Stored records
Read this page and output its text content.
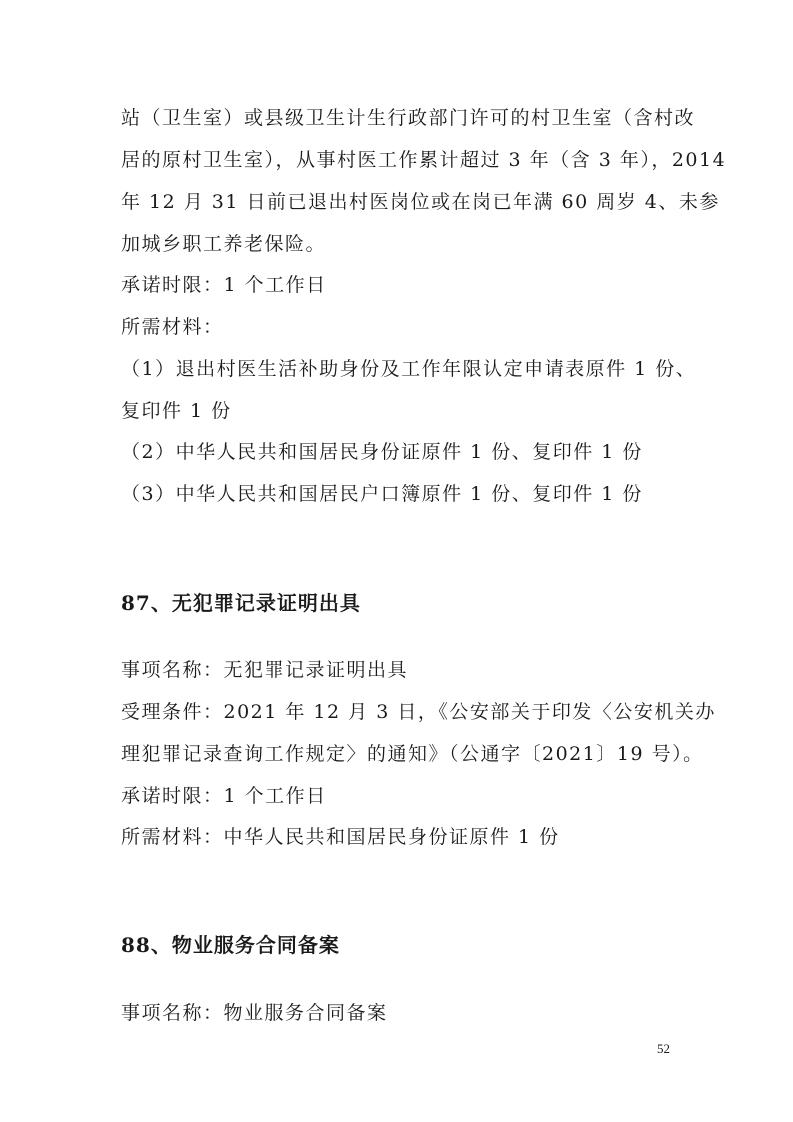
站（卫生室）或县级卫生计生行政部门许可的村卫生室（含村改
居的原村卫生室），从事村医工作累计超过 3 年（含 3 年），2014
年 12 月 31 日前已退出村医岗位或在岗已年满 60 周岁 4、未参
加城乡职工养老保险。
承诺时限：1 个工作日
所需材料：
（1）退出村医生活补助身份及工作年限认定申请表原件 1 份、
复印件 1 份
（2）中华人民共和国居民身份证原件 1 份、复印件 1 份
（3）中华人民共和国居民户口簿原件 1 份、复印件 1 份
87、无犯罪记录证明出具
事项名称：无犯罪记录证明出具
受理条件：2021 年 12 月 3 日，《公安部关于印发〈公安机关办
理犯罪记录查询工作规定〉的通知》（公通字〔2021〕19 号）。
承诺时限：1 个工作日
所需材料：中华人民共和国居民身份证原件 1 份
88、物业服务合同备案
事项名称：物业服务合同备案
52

▸ **Required work**:
Repeat the records above exactly, omitting every picture.

▸ **Exercise response**:
Read this page and output its text content.
站（卫生室）或县级卫生计生行政部门许可的村卫生室（含村改
居的原村卫生室），从事村医工作累计超过 3 年（含 3 年），2014
年 12 月 31 日前已退出村医岗位或在岗已年满 60 周岁 4、未参
加城乡职工养老保险。
承诺时限：1 个工作日
所需材料：
（1）退出村医生活补助身份及工作年限认定申请表原件 1 份、
复印件 1 份
（2）中华人民共和国居民身份证原件 1 份、复印件 1 份
（3）中华人民共和国居民户口簿原件 1 份、复印件 1 份
87、无犯罪记录证明出具
事项名称：无犯罪记录证明出具
受理条件：2021 年 12 月 3 日，《公安部关于印发〈公安机关办
理犯罪记录查询工作规定〉的通知》（公通字〔2021〕19 号）。
承诺时限：1 个工作日
所需材料：中华人民共和国居民身份证原件 1 份
88、物业服务合同备案
事项名称：物业服务合同备案
52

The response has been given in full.